• Task to complete
Print each of the entries exactly, leaving nothing out.

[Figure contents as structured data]
########################################

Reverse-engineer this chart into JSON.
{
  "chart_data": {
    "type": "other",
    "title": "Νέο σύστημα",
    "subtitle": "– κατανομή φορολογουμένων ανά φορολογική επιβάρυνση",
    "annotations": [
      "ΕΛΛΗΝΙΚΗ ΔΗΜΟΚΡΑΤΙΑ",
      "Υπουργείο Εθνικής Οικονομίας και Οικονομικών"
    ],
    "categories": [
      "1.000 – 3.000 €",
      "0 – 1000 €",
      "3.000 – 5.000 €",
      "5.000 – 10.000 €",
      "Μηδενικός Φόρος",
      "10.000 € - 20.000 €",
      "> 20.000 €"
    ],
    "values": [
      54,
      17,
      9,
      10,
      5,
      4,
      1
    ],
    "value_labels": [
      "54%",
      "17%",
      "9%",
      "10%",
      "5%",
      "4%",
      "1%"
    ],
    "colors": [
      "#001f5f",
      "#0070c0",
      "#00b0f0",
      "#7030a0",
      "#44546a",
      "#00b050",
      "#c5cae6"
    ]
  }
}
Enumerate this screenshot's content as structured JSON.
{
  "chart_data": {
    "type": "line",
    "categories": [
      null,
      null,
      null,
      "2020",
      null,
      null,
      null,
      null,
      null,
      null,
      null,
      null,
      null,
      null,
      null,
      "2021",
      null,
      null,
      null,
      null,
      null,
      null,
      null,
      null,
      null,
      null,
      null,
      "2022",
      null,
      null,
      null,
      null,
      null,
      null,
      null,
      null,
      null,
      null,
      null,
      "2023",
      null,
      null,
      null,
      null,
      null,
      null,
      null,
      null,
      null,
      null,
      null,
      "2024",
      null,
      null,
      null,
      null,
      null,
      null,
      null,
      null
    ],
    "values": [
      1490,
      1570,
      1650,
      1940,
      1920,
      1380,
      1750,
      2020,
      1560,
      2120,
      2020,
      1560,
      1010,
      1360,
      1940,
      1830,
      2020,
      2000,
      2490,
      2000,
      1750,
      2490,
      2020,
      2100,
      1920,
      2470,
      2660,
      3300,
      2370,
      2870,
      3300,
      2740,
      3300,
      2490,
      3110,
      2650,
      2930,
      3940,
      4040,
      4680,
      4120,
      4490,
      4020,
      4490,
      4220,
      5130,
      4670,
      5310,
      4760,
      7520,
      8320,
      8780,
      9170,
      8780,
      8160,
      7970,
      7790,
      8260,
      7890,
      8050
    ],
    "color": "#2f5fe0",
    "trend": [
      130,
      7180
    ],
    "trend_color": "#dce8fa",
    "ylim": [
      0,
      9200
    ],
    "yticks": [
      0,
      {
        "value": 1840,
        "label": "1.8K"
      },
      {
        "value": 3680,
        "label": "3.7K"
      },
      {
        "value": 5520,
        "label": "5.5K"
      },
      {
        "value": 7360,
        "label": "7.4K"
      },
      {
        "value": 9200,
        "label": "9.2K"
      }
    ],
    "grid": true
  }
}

########################################

• Output
Reverse-engineer this chart into JSON.
{
  "chart_data": {
    "type": "other",
    "title": "Νέο σύστημα",
    "subtitle": "– κατανομή φορολογουμένων ανά φορολογική επιβάρυνση",
    "annotations": [
      "ΕΛΛΗΝΙΚΗ ΔΗΜΟΚΡΑΤΙΑ",
      "Υπουργείο Εθνικής Οικονομίας και Οικονομικών"
    ],
    "categories": [
      "1.000 – 3.000 €",
      "0 – 1000 €",
      "3.000 – 5.000 €",
      "5.000 – 10.000 €",
      "Μηδενικός Φόρος",
      "10.000 € - 20.000 €",
      "> 20.000 €"
    ],
    "values": [
      54,
      17,
      9,
      10,
      5,
      4,
      1
    ],
    "value_labels": [
      "54%",
      "17%",
      "9%",
      "10%",
      "5%",
      "4%",
      "1%"
    ],
    "colors": [
      "#001f5f",
      "#0070c0",
      "#00b0f0",
      "#7030a0",
      "#44546a",
      "#00b050",
      "#c5cae6"
    ]
  }
}
Enumerate this screenshot's content as structured JSON.
{
  "chart_data": {
    "type": "line",
    "categories": [
      null,
      null,
      null,
      "2020",
      null,
      null,
      null,
      null,
      null,
      null,
      null,
      null,
      null,
      null,
      null,
      "2021",
      null,
      null,
      null,
      null,
      null,
      null,
      null,
      null,
      null,
      null,
      null,
      "2022",
      null,
      null,
      null,
      null,
      null,
      null,
      null,
      null,
      null,
      null,
      null,
      "2023",
      null,
      null,
      null,
      null,
      null,
      null,
      null,
      null,
      null,
      null,
      null,
      "2024",
      null,
      null,
      null,
      null,
      null,
      null,
      null,
      null
    ],
    "values": [
      1490,
      1570,
      1650,
      1940,
      1920,
      1380,
      1750,
      2020,
      1560,
      2120,
      2020,
      1560,
      1010,
      1360,
      1940,
      1830,
      2020,
      2000,
      2490,
      2000,
      1750,
      2490,
      2020,
      2100,
      1920,
      2470,
      2660,
      3300,
      2370,
      2870,
      3300,
      2740,
      3300,
      2490,
      3110,
      2650,
      2930,
      3940,
      4040,
      4680,
      4120,
      4490,
      4020,
      4490,
      4220,
      5130,
      4670,
      5310,
      4760,
      7520,
      8320,
      8780,
      9170,
      8780,
      8160,
      7970,
      7790,
      8260,
      7890,
      8050
    ],
    "color": "#2f5fe0",
    "trend": [
      130,
      7180
    ],
    "trend_color": "#dce8fa",
    "ylim": [
      0,
      9200
    ],
    "yticks": [
      0,
      {
        "value": 1840,
        "label": "1.8K"
      },
      {
        "value": 3680,
        "label": "3.7K"
      },
      {
        "value": 5520,
        "label": "5.5K"
      },
      {
        "value": 7360,
        "label": "7.4K"
      },
      {
        "value": 9200,
        "label": "9.2K"
      }
    ],
    "grid": true
  }
}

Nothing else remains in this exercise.